> Set exercise
Quote the listing below in its entirety.

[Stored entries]
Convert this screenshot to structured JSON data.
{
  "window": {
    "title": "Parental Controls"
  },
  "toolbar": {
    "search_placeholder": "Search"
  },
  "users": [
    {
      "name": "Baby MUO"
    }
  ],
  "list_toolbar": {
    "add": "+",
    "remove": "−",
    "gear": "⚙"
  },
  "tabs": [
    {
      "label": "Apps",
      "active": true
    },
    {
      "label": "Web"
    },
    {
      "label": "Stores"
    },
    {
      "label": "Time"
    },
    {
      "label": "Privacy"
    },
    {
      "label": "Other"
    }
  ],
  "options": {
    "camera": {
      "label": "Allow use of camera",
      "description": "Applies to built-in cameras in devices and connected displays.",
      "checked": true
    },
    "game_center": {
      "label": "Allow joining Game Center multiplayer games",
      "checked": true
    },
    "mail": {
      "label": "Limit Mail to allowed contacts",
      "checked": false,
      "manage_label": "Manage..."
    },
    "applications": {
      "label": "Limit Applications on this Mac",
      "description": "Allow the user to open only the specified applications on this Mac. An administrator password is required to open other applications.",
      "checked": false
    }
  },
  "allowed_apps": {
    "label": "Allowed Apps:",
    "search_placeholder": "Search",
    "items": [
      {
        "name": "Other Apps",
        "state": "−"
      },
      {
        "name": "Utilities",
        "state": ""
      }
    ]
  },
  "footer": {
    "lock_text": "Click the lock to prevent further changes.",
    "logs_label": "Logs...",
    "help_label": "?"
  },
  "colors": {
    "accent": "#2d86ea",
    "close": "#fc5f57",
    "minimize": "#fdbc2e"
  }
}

> Task output
Convert this screenshot to structured JSON data.
{
  "window": {
    "title": "Parental Controls"
  },
  "toolbar": {
    "search_placeholder": "Search"
  },
  "users": [
    {
      "name": "Baby MUO"
    }
  ],
  "list_toolbar": {
    "add": "+",
    "remove": "−",
    "gear": "⚙"
  },
  "tabs": [
    {
      "label": "Apps",
      "active": true
    },
    {
      "label": "Web"
    },
    {
      "label": "Stores"
    },
    {
      "label": "Time"
    },
    {
      "label": "Privacy"
    },
    {
      "label": "Other"
    }
  ],
  "options": {
    "camera": {
      "label": "Allow use of camera",
      "description": "Applies to built-in cameras in devices and connected displays.",
      "checked": true
    },
    "game_center": {
      "label": "Allow joining Game Center multiplayer games",
      "checked": true
    },
    "mail": {
      "label": "Limit Mail to allowed contacts",
      "checked": false,
      "manage_label": "Manage..."
    },
    "applications": {
      "label": "Limit Applications on this Mac",
      "description": "Allow the user to open only the specified applications on this Mac. An administrator password is required to open other applications.",
      "checked": false
    }
  },
  "allowed_apps": {
    "label": "Allowed Apps:",
    "search_placeholder": "Search",
    "items": [
      {
        "name": "Other Apps",
        "state": "−"
      },
      {
        "name": "Utilities",
        "state": ""
      }
    ]
  },
  "footer": {
    "lock_text": "Click the lock to prevent further changes.",
    "logs_label": "Logs...",
    "help_label": "?"
  },
  "colors": {
    "accent": "#2d86ea",
    "close": "#fc5f57",
    "minimize": "#fdbc2e"
  }
}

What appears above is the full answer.